**Instructions to follow:** Copy each line of the records that contains the word "vaca".
Records for the task start
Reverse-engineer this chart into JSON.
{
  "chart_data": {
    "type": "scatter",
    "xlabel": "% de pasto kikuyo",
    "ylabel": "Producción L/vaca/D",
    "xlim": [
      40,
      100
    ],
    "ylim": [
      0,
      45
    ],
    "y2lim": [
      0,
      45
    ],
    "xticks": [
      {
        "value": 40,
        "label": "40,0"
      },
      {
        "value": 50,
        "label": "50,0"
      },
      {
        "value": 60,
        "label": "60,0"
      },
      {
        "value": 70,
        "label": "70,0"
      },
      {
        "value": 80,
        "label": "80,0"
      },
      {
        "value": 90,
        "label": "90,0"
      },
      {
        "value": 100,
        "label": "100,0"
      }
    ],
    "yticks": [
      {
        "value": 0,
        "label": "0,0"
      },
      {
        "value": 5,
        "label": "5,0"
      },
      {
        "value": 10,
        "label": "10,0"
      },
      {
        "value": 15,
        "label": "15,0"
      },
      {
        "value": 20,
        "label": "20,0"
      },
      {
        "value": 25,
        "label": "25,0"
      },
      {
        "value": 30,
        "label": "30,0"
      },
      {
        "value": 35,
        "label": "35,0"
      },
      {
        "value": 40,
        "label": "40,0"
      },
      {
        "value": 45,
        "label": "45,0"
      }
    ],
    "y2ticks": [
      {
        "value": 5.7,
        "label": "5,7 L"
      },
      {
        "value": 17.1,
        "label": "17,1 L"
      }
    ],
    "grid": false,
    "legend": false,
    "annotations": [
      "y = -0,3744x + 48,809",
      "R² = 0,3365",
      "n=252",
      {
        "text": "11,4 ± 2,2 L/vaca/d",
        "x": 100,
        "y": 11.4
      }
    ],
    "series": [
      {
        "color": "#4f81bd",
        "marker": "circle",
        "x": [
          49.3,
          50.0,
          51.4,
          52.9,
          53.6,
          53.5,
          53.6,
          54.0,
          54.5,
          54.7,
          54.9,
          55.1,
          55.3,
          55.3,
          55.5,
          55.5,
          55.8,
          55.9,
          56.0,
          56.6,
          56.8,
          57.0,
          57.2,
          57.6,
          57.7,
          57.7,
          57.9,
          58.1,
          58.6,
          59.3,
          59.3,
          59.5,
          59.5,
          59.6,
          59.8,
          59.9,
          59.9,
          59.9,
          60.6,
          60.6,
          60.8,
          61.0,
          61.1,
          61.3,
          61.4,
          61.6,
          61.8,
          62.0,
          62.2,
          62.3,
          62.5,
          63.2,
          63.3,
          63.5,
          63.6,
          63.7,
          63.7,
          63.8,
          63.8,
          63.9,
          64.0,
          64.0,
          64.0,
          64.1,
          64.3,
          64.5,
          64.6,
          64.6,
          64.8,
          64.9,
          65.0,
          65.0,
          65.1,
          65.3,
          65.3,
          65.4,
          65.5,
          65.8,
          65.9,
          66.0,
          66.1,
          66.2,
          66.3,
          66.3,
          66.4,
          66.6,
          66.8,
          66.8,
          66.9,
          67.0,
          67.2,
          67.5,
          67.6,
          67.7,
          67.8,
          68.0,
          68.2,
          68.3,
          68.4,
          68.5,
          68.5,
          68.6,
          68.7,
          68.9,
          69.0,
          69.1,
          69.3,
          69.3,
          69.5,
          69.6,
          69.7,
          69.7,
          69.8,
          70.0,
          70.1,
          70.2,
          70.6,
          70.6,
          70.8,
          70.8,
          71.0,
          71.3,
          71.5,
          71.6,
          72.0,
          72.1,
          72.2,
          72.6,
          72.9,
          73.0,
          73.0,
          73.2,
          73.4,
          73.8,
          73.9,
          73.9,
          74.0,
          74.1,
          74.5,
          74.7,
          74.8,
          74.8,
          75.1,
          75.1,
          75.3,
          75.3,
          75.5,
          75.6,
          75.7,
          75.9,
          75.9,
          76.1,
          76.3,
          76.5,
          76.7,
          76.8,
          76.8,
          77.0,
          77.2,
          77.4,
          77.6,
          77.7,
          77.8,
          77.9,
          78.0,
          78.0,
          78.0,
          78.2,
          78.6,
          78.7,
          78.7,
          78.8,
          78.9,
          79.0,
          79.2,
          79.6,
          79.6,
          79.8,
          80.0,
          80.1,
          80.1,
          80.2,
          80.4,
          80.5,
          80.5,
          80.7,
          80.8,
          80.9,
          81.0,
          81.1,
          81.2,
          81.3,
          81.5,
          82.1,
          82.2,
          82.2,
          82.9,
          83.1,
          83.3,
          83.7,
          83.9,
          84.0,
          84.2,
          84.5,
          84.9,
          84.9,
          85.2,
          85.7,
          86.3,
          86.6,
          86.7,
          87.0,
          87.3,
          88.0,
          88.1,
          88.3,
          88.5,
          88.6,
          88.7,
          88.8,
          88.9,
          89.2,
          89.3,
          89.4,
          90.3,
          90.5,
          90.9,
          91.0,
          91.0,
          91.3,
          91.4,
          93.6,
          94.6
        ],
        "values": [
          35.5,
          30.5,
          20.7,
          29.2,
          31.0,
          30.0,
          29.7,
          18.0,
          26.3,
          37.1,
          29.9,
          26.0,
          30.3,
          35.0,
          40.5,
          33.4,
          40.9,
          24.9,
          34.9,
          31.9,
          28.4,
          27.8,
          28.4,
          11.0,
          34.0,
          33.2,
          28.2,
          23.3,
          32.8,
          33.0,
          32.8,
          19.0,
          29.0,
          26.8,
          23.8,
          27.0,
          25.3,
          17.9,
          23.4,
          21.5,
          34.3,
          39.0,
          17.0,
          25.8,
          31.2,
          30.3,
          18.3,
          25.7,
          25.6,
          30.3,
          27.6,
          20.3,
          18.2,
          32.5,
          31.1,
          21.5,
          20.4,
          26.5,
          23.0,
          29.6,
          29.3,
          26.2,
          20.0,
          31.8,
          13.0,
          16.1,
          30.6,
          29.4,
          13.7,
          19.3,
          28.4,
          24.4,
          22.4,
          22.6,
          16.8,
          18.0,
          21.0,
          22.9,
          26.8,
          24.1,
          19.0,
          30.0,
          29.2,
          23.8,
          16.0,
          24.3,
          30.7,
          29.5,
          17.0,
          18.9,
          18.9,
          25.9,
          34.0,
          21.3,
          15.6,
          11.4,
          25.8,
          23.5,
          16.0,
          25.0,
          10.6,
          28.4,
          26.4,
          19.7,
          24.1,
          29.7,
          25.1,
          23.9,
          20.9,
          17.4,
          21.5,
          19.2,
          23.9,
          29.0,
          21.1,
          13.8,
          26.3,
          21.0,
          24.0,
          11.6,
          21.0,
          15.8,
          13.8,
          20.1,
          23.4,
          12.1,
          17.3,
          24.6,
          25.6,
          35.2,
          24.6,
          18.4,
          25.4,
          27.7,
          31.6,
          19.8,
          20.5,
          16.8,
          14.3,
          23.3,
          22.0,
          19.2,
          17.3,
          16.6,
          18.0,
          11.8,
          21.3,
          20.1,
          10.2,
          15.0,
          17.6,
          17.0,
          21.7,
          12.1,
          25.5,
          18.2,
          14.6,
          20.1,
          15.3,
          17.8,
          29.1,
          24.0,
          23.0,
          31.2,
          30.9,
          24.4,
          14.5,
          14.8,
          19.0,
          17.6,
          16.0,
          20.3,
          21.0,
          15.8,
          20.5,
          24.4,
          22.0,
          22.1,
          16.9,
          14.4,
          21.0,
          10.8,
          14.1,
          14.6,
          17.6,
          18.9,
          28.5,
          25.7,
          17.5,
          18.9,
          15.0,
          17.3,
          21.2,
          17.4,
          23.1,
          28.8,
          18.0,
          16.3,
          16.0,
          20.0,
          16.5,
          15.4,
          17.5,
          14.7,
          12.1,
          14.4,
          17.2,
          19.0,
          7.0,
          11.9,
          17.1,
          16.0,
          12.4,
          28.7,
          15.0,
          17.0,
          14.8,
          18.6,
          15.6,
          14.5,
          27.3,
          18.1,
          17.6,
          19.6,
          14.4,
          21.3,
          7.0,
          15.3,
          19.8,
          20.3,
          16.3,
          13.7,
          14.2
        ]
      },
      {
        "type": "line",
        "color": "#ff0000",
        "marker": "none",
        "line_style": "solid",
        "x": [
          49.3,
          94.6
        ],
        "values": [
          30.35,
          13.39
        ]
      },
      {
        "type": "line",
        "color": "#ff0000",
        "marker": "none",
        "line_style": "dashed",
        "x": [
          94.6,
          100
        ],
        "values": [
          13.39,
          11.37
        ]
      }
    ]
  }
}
Records for the task end
**Exercise response:**
    "ylabel": "Producción L/vaca/D",
        "text": "11,4 ± 2,2 L/vaca/d",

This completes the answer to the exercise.